Data records ::
· · · · ·
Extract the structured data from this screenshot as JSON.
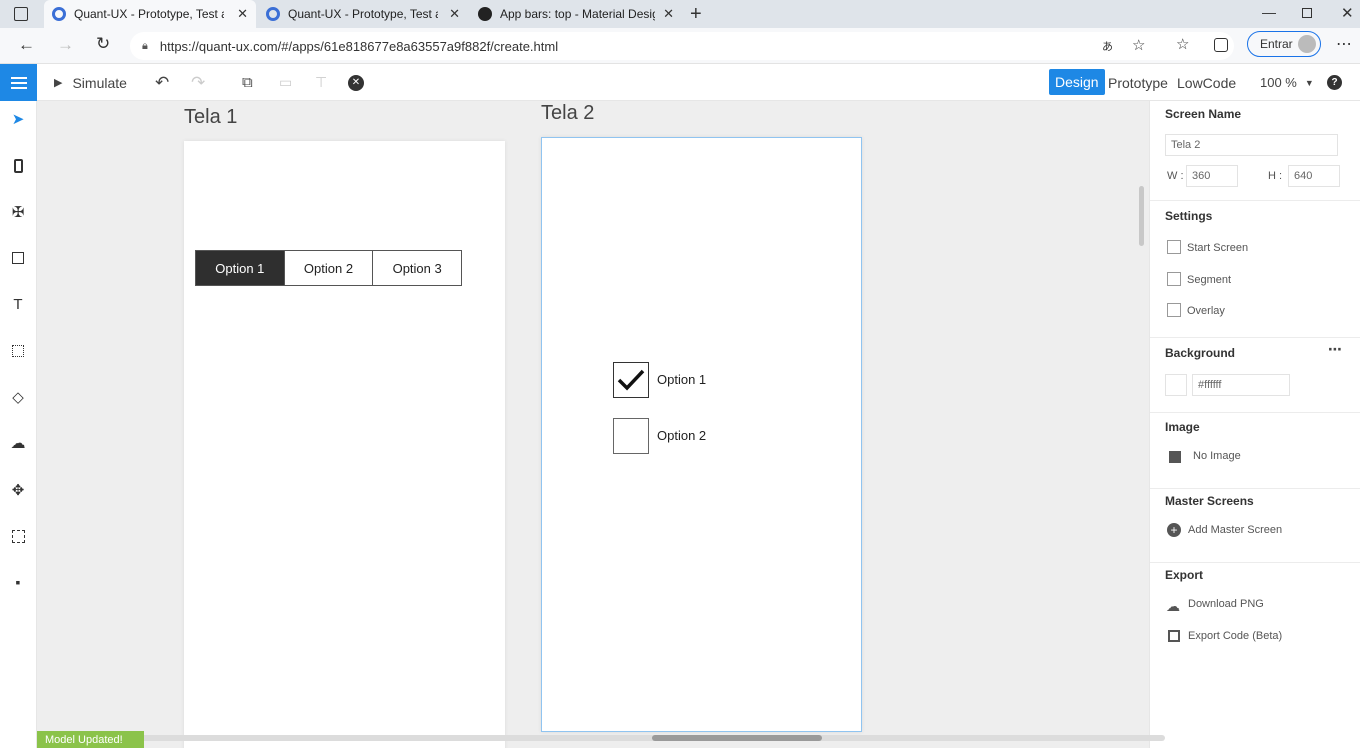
{
  "browser": {
    "tabs": [
      {
        "title": "Quant-UX - Prototype, Test and L",
        "active": true
      },
      {
        "title": "Quant-UX - Prototype, Test and L",
        "active": false
      },
      {
        "title": "App bars: top - Material Design",
        "active": false
      }
    ],
    "url": "https://quant-ux.com/#/apps/61e818677e8a63557a9f882f/create.html",
    "profile_button": "Entrar"
  },
  "toolbar": {
    "simulate_label": "Simulate",
    "modes": {
      "design": "Design",
      "prototype": "Prototype",
      "lowcode": "LowCode"
    },
    "zoom": "100 %",
    "accent": "#1e88e5"
  },
  "screens": [
    {
      "title": "Tela 1",
      "segments": [
        "Option 1",
        "Option 2",
        "Option 3"
      ],
      "selected_segment": "Option 1"
    },
    {
      "title": "Tela 2",
      "checkboxes": [
        {
          "label": "Option 1",
          "checked": true
        },
        {
          "label": "Option 2",
          "checked": false
        }
      ]
    }
  ],
  "panel": {
    "screen_name_heading": "Screen Name",
    "screen_name_value": "Tela 2",
    "w_label": "W :",
    "w_value": "360",
    "h_label": "H :",
    "h_value": "640",
    "settings_heading": "Settings",
    "settings": [
      "Start Screen",
      "Segment",
      "Overlay"
    ],
    "background_heading": "Background",
    "background_value": "#ffffff",
    "image_heading": "Image",
    "image_value": "No Image",
    "master_heading": "Master Screens",
    "master_action": "Add Master Screen",
    "export_heading": "Export",
    "export_png": "Download PNG",
    "export_code": "Export Code (Beta)"
  },
  "status": {
    "toast": "Model Updated!"
  }
}
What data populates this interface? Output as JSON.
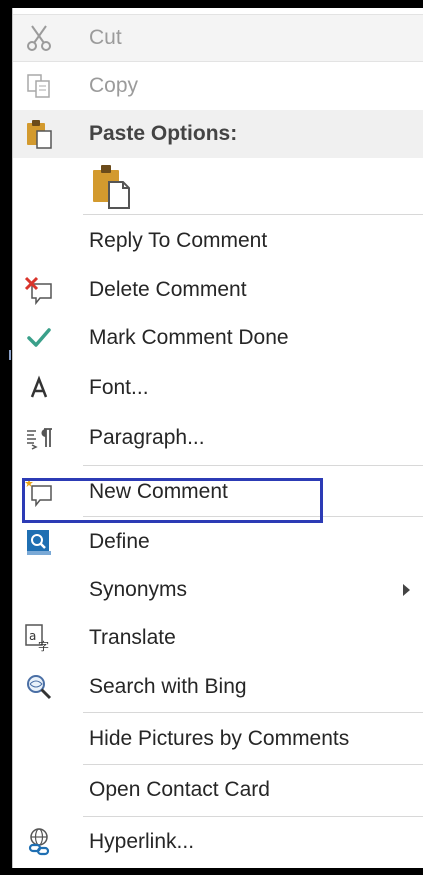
· · · · ·
OBJECTIVE :: Count every line above that holds the word "title", and state the number and nothing more.

REPLY :: 5